■ REQUIRED TASKS
1. In the passage on mind-made bodies, how many figures did Cūḷa Panthaka create at one stroke of advertence?
2. Retype part of the passage on mind-made bodies word for word, beginning at the words "The Life Stories" and stopping after "the only kind.".

The Life Stories of the Monks – 1884
Herein, when other monks created mind-made bodies through psychic
powers, they were able to create only a few, say, three or four, etc., but
they could not create a large number of such bodies. And when they did,
they could bring about only the figures that resembled the creator and in
the case of action, theirs was the one and the only kind.
Cūḷa Panthaka, however, created 1,000 figures at one stroke of advertence
in the process of consciousness. Such mentally created figures were
different in shape from one another, and that was why he was declared the
foremost (
etad-agga
) in creating mind-made bodies. Though the words are
explained in the commentary in various ways, the explanations are omitted
here lest the reader should get confused.

■ STORED DATA
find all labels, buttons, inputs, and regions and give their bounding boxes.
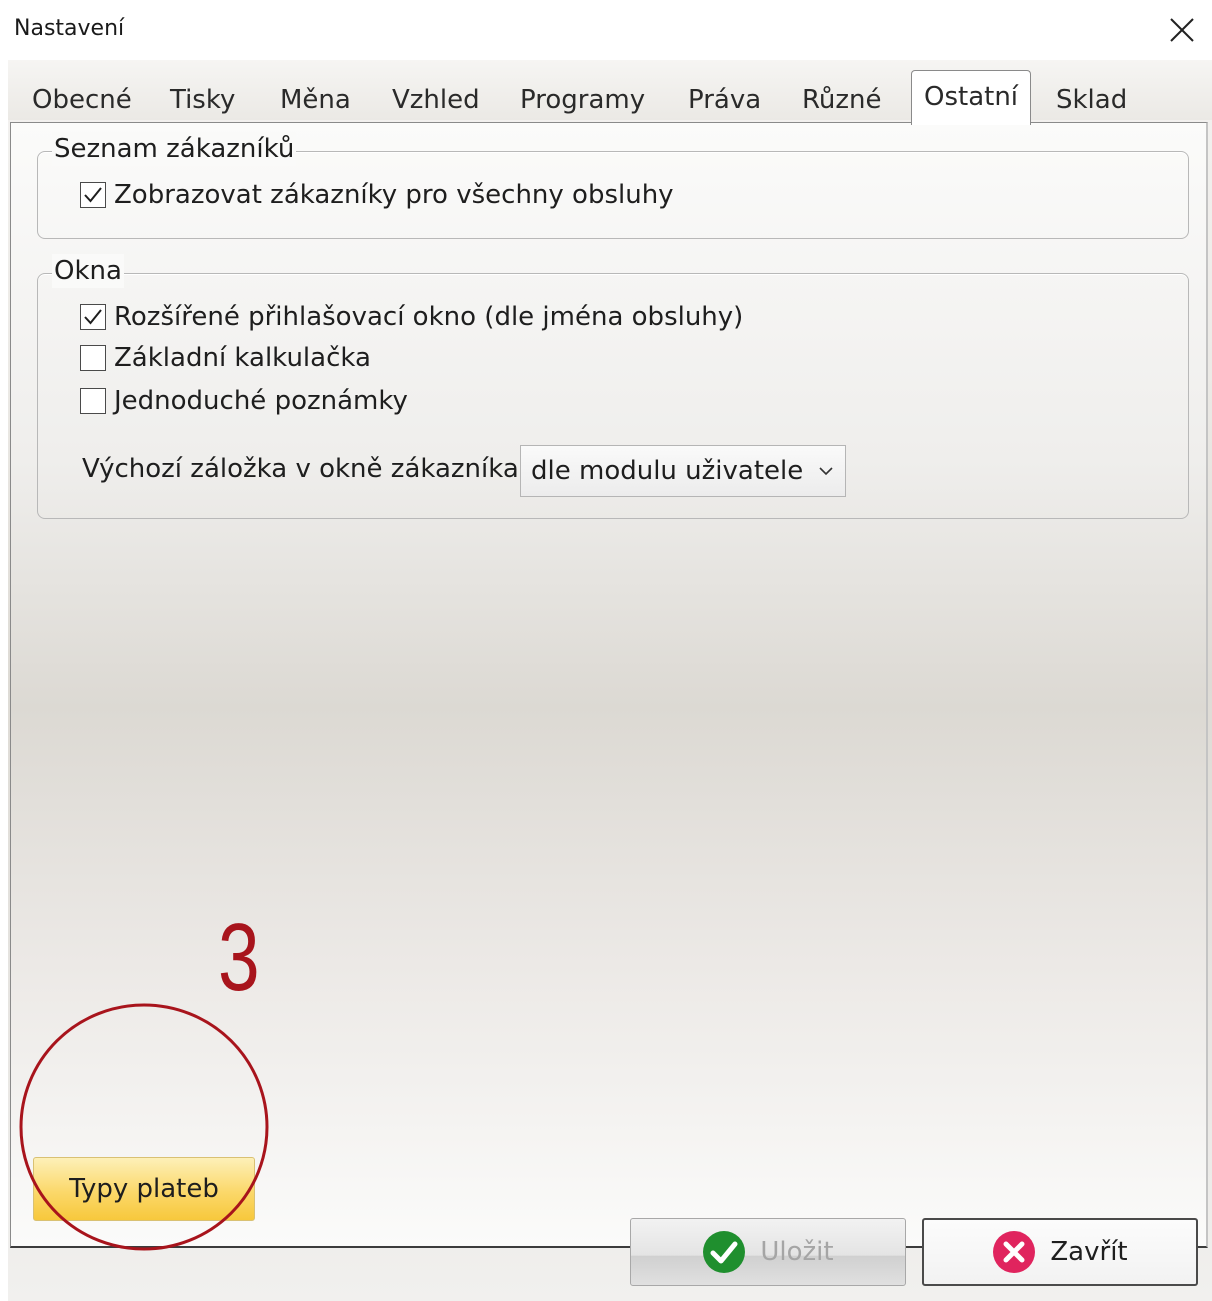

■ RESPONSES IN ORDER
1. 1,000 figures

2.
The Life Stories of the Monks – 1884
Herein, when other monks created mind-made bodies through psychic
powers, they were able to create only a few, say, three or four, etc., but
they could not create a large number of such bodies. And when they did,
they could bring about only the figures that resembled the creator and in
the case of action, theirs was the one and the only kind.